Copy the data below exactly.

━━ Items

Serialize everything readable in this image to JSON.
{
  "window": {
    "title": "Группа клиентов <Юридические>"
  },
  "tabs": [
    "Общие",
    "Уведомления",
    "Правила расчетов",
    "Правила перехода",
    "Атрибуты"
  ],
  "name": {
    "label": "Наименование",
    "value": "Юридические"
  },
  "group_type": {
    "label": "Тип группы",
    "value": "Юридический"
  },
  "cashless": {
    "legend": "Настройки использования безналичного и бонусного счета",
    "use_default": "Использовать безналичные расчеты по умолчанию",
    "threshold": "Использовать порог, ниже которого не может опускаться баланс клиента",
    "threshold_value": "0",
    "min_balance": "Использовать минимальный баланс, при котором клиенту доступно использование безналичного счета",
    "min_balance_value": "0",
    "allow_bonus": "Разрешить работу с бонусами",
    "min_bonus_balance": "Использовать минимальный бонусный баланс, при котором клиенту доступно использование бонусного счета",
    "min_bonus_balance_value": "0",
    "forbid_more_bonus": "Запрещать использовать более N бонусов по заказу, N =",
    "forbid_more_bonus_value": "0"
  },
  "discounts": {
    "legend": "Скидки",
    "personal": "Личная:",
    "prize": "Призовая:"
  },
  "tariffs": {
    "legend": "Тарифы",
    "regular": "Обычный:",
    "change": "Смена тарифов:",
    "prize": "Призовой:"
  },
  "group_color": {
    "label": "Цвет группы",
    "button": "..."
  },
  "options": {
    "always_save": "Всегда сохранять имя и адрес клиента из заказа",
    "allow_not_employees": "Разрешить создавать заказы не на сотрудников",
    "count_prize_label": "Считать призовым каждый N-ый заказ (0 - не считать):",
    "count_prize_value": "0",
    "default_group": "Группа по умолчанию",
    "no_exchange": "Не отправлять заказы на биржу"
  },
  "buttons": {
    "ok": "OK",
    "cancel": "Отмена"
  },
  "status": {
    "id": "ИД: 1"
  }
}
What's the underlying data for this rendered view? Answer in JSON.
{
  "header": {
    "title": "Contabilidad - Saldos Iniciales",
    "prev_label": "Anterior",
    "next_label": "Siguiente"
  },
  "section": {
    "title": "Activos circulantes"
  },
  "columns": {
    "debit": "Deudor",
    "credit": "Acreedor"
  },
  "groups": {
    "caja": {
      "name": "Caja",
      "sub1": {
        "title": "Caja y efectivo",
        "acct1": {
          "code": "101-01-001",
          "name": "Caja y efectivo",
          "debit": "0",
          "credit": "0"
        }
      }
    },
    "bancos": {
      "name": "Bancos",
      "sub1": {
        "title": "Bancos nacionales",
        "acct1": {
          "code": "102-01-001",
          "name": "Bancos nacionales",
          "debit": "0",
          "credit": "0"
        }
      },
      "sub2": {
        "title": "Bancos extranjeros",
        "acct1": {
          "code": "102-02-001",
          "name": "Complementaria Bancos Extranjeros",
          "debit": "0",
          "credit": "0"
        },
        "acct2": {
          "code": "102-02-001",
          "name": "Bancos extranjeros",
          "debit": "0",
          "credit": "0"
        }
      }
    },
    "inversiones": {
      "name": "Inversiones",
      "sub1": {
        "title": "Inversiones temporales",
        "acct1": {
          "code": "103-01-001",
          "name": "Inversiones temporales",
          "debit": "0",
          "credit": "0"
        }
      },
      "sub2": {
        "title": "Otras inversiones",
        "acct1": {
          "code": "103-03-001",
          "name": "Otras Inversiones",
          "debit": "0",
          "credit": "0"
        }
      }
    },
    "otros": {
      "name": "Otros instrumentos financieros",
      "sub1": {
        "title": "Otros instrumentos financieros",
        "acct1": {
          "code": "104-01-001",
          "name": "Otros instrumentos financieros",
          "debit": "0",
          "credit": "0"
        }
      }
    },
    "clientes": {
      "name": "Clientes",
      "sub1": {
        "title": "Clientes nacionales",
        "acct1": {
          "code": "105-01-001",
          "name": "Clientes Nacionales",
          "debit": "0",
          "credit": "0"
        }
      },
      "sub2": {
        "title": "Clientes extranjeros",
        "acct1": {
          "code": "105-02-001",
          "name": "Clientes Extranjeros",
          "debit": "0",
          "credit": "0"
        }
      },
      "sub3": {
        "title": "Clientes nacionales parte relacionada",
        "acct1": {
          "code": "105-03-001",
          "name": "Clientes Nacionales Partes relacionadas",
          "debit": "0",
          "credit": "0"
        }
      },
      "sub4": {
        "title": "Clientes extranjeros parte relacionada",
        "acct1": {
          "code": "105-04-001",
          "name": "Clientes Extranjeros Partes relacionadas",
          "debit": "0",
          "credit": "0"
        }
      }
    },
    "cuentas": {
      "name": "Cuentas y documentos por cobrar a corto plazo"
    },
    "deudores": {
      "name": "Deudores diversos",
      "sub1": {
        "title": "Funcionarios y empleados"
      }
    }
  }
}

━━━━

[Expected output]
Serialize everything readable in this image to JSON.
{
  "window": {
    "title": "Группа клиентов <Юридические>"
  },
  "tabs": [
    "Общие",
    "Уведомления",
    "Правила расчетов",
    "Правила перехода",
    "Атрибуты"
  ],
  "name": {
    "label": "Наименование",
    "value": "Юридические"
  },
  "group_type": {
    "label": "Тип группы",
    "value": "Юридический"
  },
  "cashless": {
    "legend": "Настройки использования безналичного и бонусного счета",
    "use_default": "Использовать безналичные расчеты по умолчанию",
    "threshold": "Использовать порог, ниже которого не может опускаться баланс клиента",
    "threshold_value": "0",
    "min_balance": "Использовать минимальный баланс, при котором клиенту доступно использование безналичного счета",
    "min_balance_value": "0",
    "allow_bonus": "Разрешить работу с бонусами",
    "min_bonus_balance": "Использовать минимальный бонусный баланс, при котором клиенту доступно использование бонусного счета",
    "min_bonus_balance_value": "0",
    "forbid_more_bonus": "Запрещать использовать более N бонусов по заказу, N =",
    "forbid_more_bonus_value": "0"
  },
  "discounts": {
    "legend": "Скидки",
    "personal": "Личная:",
    "prize": "Призовая:"
  },
  "tariffs": {
    "legend": "Тарифы",
    "regular": "Обычный:",
    "change": "Смена тарифов:",
    "prize": "Призовой:"
  },
  "group_color": {
    "label": "Цвет группы",
    "button": "..."
  },
  "options": {
    "always_save": "Всегда сохранять имя и адрес клиента из заказа",
    "allow_not_employees": "Разрешить создавать заказы не на сотрудников",
    "count_prize_label": "Считать призовым каждый N-ый заказ (0 - не считать):",
    "count_prize_value": "0",
    "default_group": "Группа по умолчанию",
    "no_exchange": "Не отправлять заказы на биржу"
  },
  "buttons": {
    "ok": "OK",
    "cancel": "Отмена"
  },
  "status": {
    "id": "ИД: 1"
  }
}
What's the underlying data for this rendered view? Answer in JSON.
{
  "header": {
    "title": "Contabilidad - Saldos Iniciales",
    "prev_label": "Anterior",
    "next_label": "Siguiente"
  },
  "section": {
    "title": "Activos circulantes"
  },
  "columns": {
    "debit": "Deudor",
    "credit": "Acreedor"
  },
  "groups": {
    "caja": {
      "name": "Caja",
      "sub1": {
        "title": "Caja y efectivo",
        "acct1": {
          "code": "101-01-001",
          "name": "Caja y efectivo",
          "debit": "0",
          "credit": "0"
        }
      }
    },
    "bancos": {
      "name": "Bancos",
      "sub1": {
        "title": "Bancos nacionales",
        "acct1": {
          "code": "102-01-001",
          "name": "Bancos nacionales",
          "debit": "0",
          "credit": "0"
        }
      },
      "sub2": {
        "title": "Bancos extranjeros",
        "acct1": {
          "code": "102-02-001",
          "name": "Complementaria Bancos Extranjeros",
          "debit": "0",
          "credit": "0"
        },
        "acct2": {
          "code": "102-02-001",
          "name": "Bancos extranjeros",
          "debit": "0",
          "credit": "0"
        }
      }
    },
    "inversiones": {
      "name": "Inversiones",
      "sub1": {
        "title": "Inversiones temporales",
        "acct1": {
          "code": "103-01-001",
          "name": "Inversiones temporales",
          "debit": "0",
          "credit": "0"
        }
      },
      "sub2": {
        "title": "Otras inversiones",
        "acct1": {
          "code": "103-03-001",
          "name": "Otras Inversiones",
          "debit": "0",
          "credit": "0"
        }
      }
    },
    "otros": {
      "name": "Otros instrumentos financieros",
      "sub1": {
        "title": "Otros instrumentos financieros",
        "acct1": {
          "code": "104-01-001",
          "name": "Otros instrumentos financieros",
          "debit": "0",
          "credit": "0"
        }
      }
    },
    "clientes": {
      "name": "Clientes",
      "sub1": {
        "title": "Clientes nacionales",
        "acct1": {
          "code": "105-01-001",
          "name": "Clientes Nacionales",
          "debit": "0",
          "credit": "0"
        }
      },
      "sub2": {
        "title": "Clientes extranjeros",
        "acct1": {
          "code": "105-02-001",
          "name": "Clientes Extranjeros",
          "debit": "0",
          "credit": "0"
        }
      },
      "sub3": {
        "title": "Clientes nacionales parte relacionada",
        "acct1": {
          "code": "105-03-001",
          "name": "Clientes Nacionales Partes relacionadas",
          "debit": "0",
          "credit": "0"
        }
      },
      "sub4": {
        "title": "Clientes extranjeros parte relacionada",
        "acct1": {
          "code": "105-04-001",
          "name": "Clientes Extranjeros Partes relacionadas",
          "debit": "0",
          "credit": "0"
        }
      }
    },
    "cuentas": {
      "name": "Cuentas y documentos por cobrar a corto plazo"
    },
    "deudores": {
      "name": "Deudores diversos",
      "sub1": {
        "title": "Funcionarios y empleados"
      }
    }
  }
}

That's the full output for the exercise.